» **Exercise**:
Reproduce the records below exactly as they appear, omitting any pictures they contain.

+++ Records provided

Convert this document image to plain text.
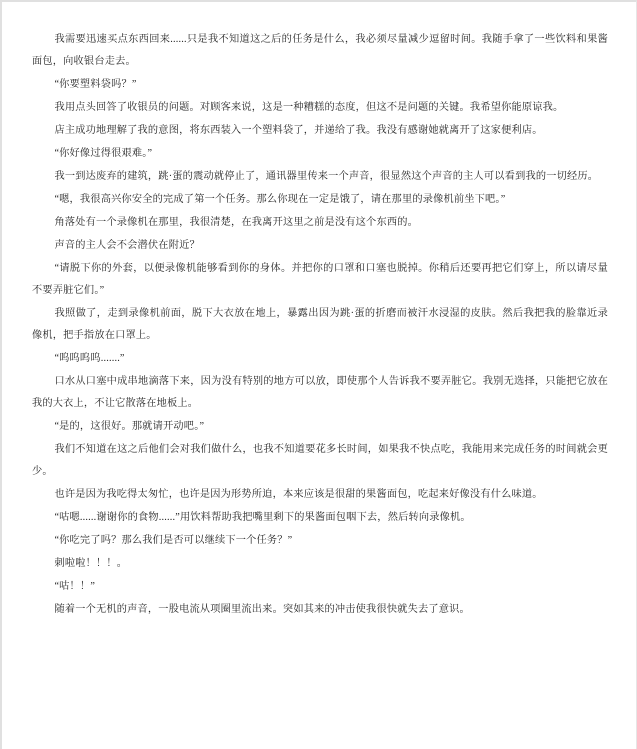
我需要迅速买点东西回来......只是我不知道这之后的任务是什么，我必须尽量减少逗留时间。我随手拿了一些饮料和果酱面包，向收银台走去。

“你要塑料袋吗？”

我用点头回答了收银员的问题。对顾客来说，这是一种糟糕的态度，但这不是问题的关键。我希望你能原谅我。

店主成功地理解了我的意图，将东西装入一个塑料袋了，并递给了我。我没有感谢她就离开了这家便利店。

“你好像过得很艰难。”

我一到达废弃的建筑，跳·蛋的震动就停止了，通讯器里传来一个声音，很显然这个声音的主人可以看到我的一切经历。

“嗯，我很高兴你安全的完成了第一个任务。那么你现在一定是饿了，请在那里的录像机前坐下吧。”

角落处有一个录像机在那里，我很清楚，在我离开这里之前是没有这个东西的。

声音的主人会不会潜伏在附近？

“请脱下你的外套，以便录像机能够看到你的身体。并把你的口罩和口塞也脱掉。你稍后还要再把它们穿上，所以请尽量不要弄脏它们。”

我照做了，走到录像机前面，脱下大衣放在地上，暴露出因为跳·蛋的折磨而被汗水浸湿的皮肤。然后我把我的脸靠近录像机，把手指放在口罩上。

“呜呜呜呜.......”

口水从口塞中成串地滴落下来，因为没有特别的地方可以放，即使那个人告诉我不要弄脏它。我别无选择，只能把它放在我的大衣上，不让它散落在地板上。

“是的，这很好。那就请开动吧。”

我们不知道在这之后他们会对我们做什么，也我不知道要花多长时间，如果我不快点吃，我能用来完成任务的时间就会更少。

也许是因为我吃得太匆忙，也许是因为形势所迫，本来应该是很甜的果酱面包，吃起来好像没有什么味道。

“咕嗯......谢谢你的食物......”用饮料帮助我把嘴里剩下的果酱面包咽下去，然后转向录像机。

“你吃完了吗？那么我们是否可以继续下一个任务？”

刺啦啦！！！。

“咕！！”

随着一个无机的声音，一股电流从项圈里流出来。突如其来的冲击使我很快就失去了意识。
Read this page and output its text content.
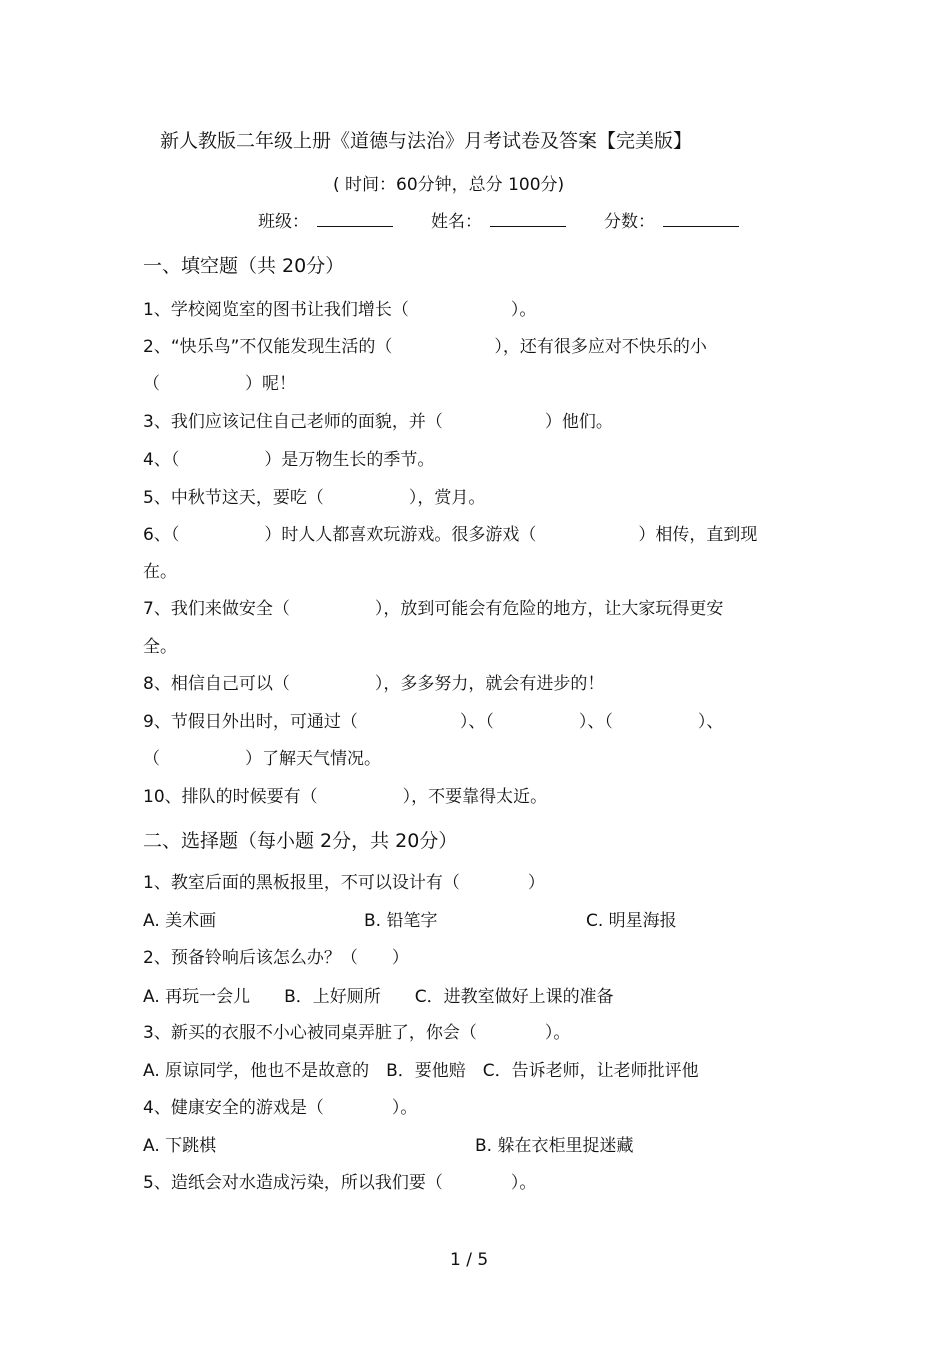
新人教版二年级上册《道德与法治》月考试卷及答案【完美版】
( 时间：60分钟，总分 100分)
班级：	姓名：	分数：
一、填空题（共 20分）
1、学校阅览室的图书让我们增长（　　　　　　）。
2、“快乐鸟”不仅能发现生活的（　　　　　　），还有很多应对不快乐的小
（　　　　　）呢！
3、我们应该记住自己老师的面貌，并（　　　　　　）他们。
4、（　　　　　）是万物生长的季节。
5、中秋节这天，要吃（　　　　　），赏月。
6、（　　　　　）时人人都喜欢玩游戏。很多游戏（　　　　　　）相传，直到现
在。
7、我们来做安全（　　　　　），放到可能会有危险的地方，让大家玩得更安
全。
8、相信自己可以（　　　　　），多多努力，就会有进步的！
9、节假日外出时，可通过（　　　　　　）、（　　　　　）、（　　　　　）、
（　　　　　）了解天气情况。
10、排队的时候要有（　　　　　），不要靠得太近。
二、选择题（每小题 2分，共 20分）
1、教室后面的黑板报里，不可以设计有（　　　　）
A. 美术画	B. 铅笔字	C. 明星海报
2、预备铃响后该怎么办？（　　）
A. 再玩一会儿　　B．上好厕所　　C．进教室做好上课的准备
3、新买的衣服不小心被同桌弄脏了，你会（　　　　）。
A. 原谅同学，他也不是故意的　B．要他赔　C．告诉老师，让老师批评他
4、健康安全的游戏是（　　　　）。
A. 下跳棋	B. 躲在衣柜里捉迷藏
5、造纸会对水造成污染，所以我们要（　　　　）。
1 / 5
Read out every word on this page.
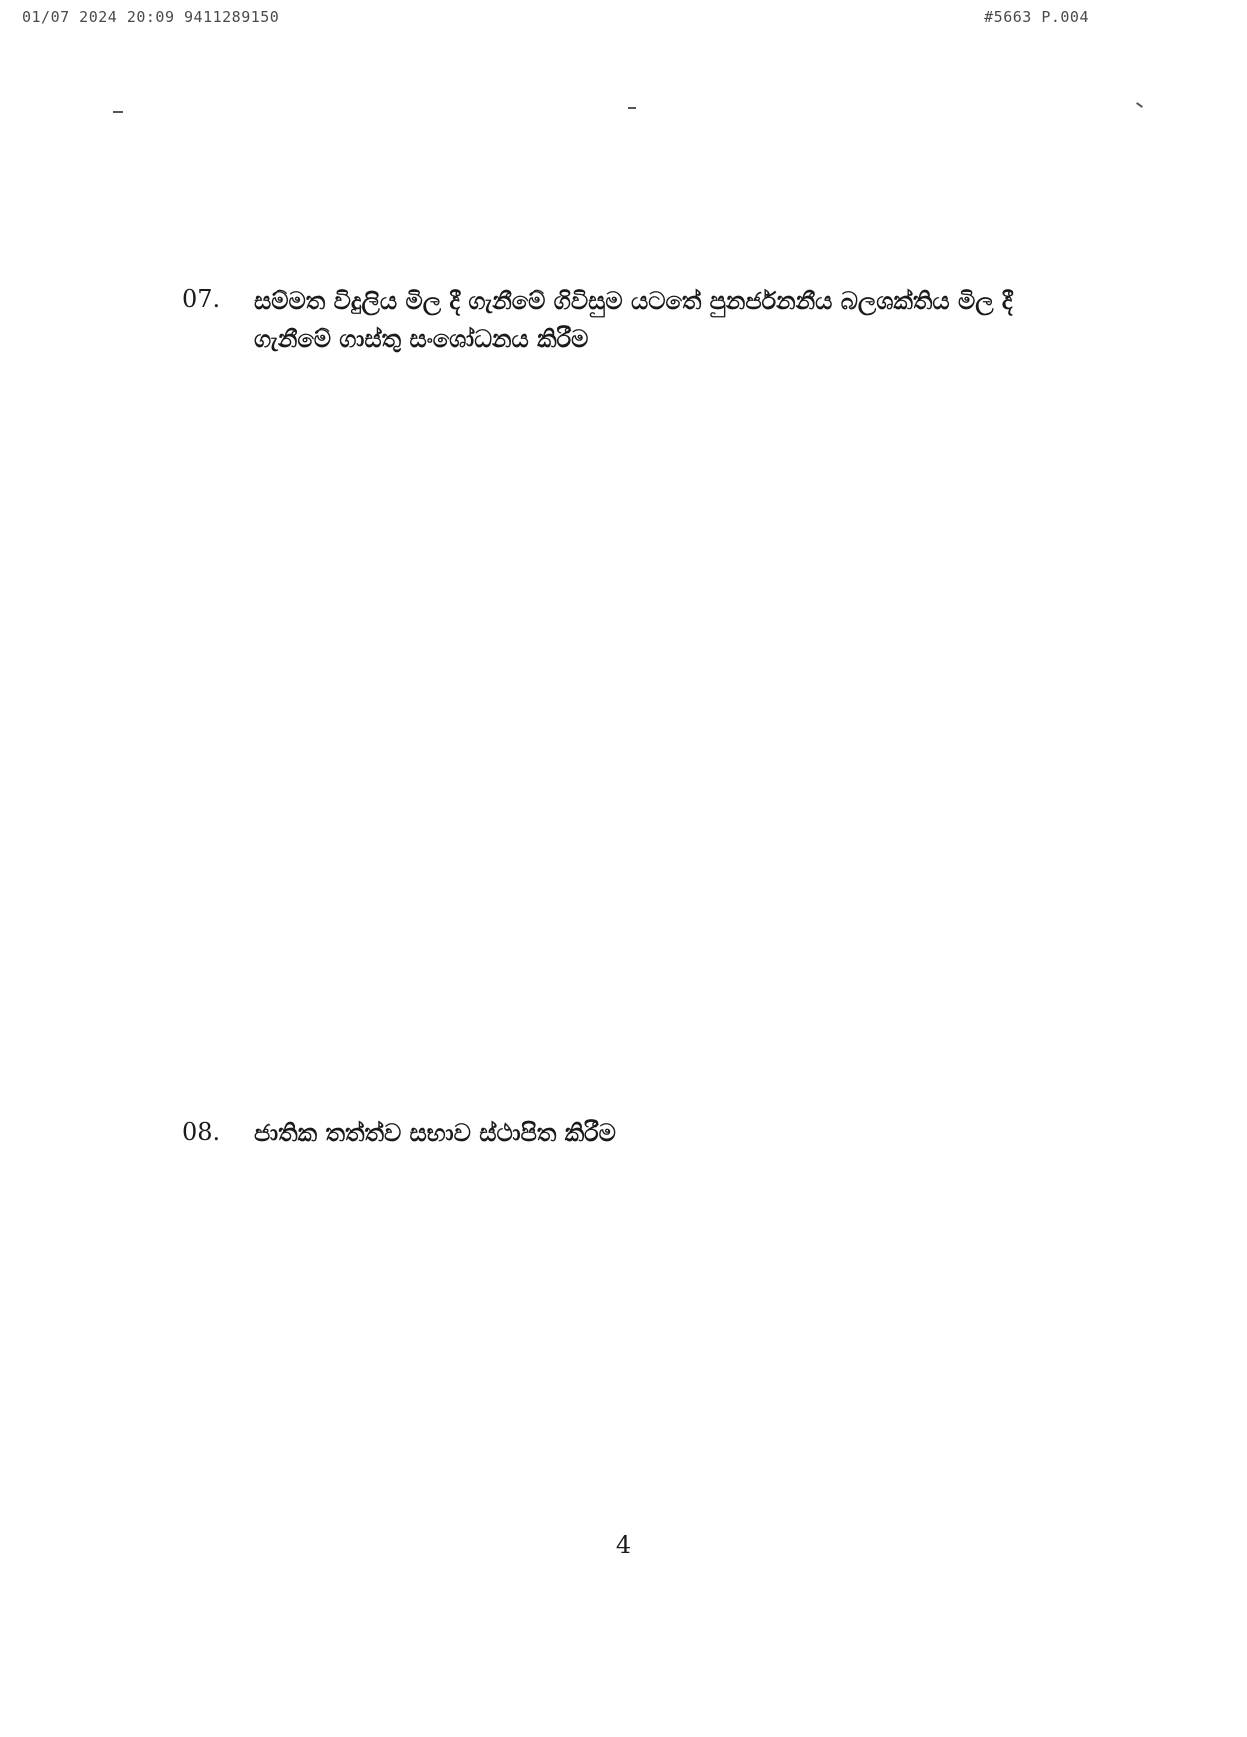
01/07 2024 20:09 9411289150	#5663 P.004

07. සම්මත විදුලිය මිල දී ගැනීමේ ගිවිසුම යටතේ පුනර්ජනනීය බලශක්තිය මිල දී ගැනීමේ ගාස්තු සංශෝධනය කිරීම

08. ජාතික තත්ත්ව සභාව ස්ථාපිත කිරීම

4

++++++

» **Exercise response**:
Convert this document image to plain text.
我需要迅速买点东西回来......只是我不知道这之后的任务是什么，我必须尽量减少逗留时间。我随手拿了一些饮料和果酱面包，向收银台走去。

“你要塑料袋吗？”

我用点头回答了收银员的问题。对顾客来说，这是一种糟糕的态度，但这不是问题的关键。我希望你能原谅我。

店主成功地理解了我的意图，将东西装入一个塑料袋了，并递给了我。我没有感谢她就离开了这家便利店。

“你好像过得很艰难。”

我一到达废弃的建筑，跳·蛋的震动就停止了，通讯器里传来一个声音，很显然这个声音的主人可以看到我的一切经历。

“嗯，我很高兴你安全的完成了第一个任务。那么你现在一定是饿了，请在那里的录像机前坐下吧。”

角落处有一个录像机在那里，我很清楚，在我离开这里之前是没有这个东西的。

声音的主人会不会潜伏在附近？

“请脱下你的外套，以便录像机能够看到你的身体。并把你的口罩和口塞也脱掉。你稍后还要再把它们穿上，所以请尽量不要弄脏它们。”

我照做了，走到录像机前面，脱下大衣放在地上，暴露出因为跳·蛋的折磨而被汗水浸湿的皮肤。然后我把我的脸靠近录像机，把手指放在口罩上。

“呜呜呜呜.......”

口水从口塞中成串地滴落下来，因为没有特别的地方可以放，即使那个人告诉我不要弄脏它。我别无选择，只能把它放在我的大衣上，不让它散落在地板上。

“是的，这很好。那就请开动吧。”

我们不知道在这之后他们会对我们做什么，也我不知道要花多长时间，如果我不快点吃，我能用来完成任务的时间就会更少。

也许是因为我吃得太匆忙，也许是因为形势所迫，本来应该是很甜的果酱面包，吃起来好像没有什么味道。

“咕嗯......谢谢你的食物......”用饮料帮助我把嘴里剩下的果酱面包咽下去，然后转向录像机。

“你吃完了吗？那么我们是否可以继续下一个任务？”

刺啦啦！！！。

“咕！！”

随着一个无机的声音，一股电流从项圈里流出来。突如其来的冲击使我很快就失去了意识。
Read this page and output its text content.
新人教版二年级上册《道德与法治》月考试卷及答案【完美版】
( 时间：60分钟，总分 100分)
班级：	姓名：	分数：
一、填空题（共 20分）
1、学校阅览室的图书让我们增长（　　　　　　）。
2、“快乐鸟”不仅能发现生活的（　　　　　　），还有很多应对不快乐的小
（　　　　　）呢！
3、我们应该记住自己老师的面貌，并（　　　　　　）他们。
4、（　　　　　）是万物生长的季节。
5、中秋节这天，要吃（　　　　　），赏月。
6、（　　　　　）时人人都喜欢玩游戏。很多游戏（　　　　　　）相传，直到现
在。
7、我们来做安全（　　　　　），放到可能会有危险的地方，让大家玩得更安
全。
8、相信自己可以（　　　　　），多多努力，就会有进步的！
9、节假日外出时，可通过（　　　　　　）、（　　　　　）、（　　　　　）、
（　　　　　）了解天气情况。
10、排队的时候要有（　　　　　），不要靠得太近。
二、选择题（每小题 2分，共 20分）
1、教室后面的黑板报里，不可以设计有（　　　　）
A. 美术画	B. 铅笔字	C. 明星海报
2、预备铃响后该怎么办？（　　）
A. 再玩一会儿　　B．上好厕所　　C．进教室做好上课的准备
3、新买的衣服不小心被同桌弄脏了，你会（　　　　）。
A. 原谅同学，他也不是故意的　B．要他赔　C．告诉老师，让老师批评他
4、健康安全的游戏是（　　　　）。
A. 下跳棋	B. 躲在衣柜里捉迷藏
5、造纸会对水造成污染，所以我们要（　　　　）。
1 / 5
Read out every word on this page.
01/07 2024 20:09 9411289150	#5663 P.004

07. සම්මත විදුලිය මිල දී ගැනීමේ ගිවිසුම යටතේ පුනර්ජනනීය බලශක්තිය මිල දී ගැනීමේ ගාස්තු සංශෝධනය කිරීම

08. ජාතික තත්ත්ව සභාව ස්ථාපිත කිරීම

4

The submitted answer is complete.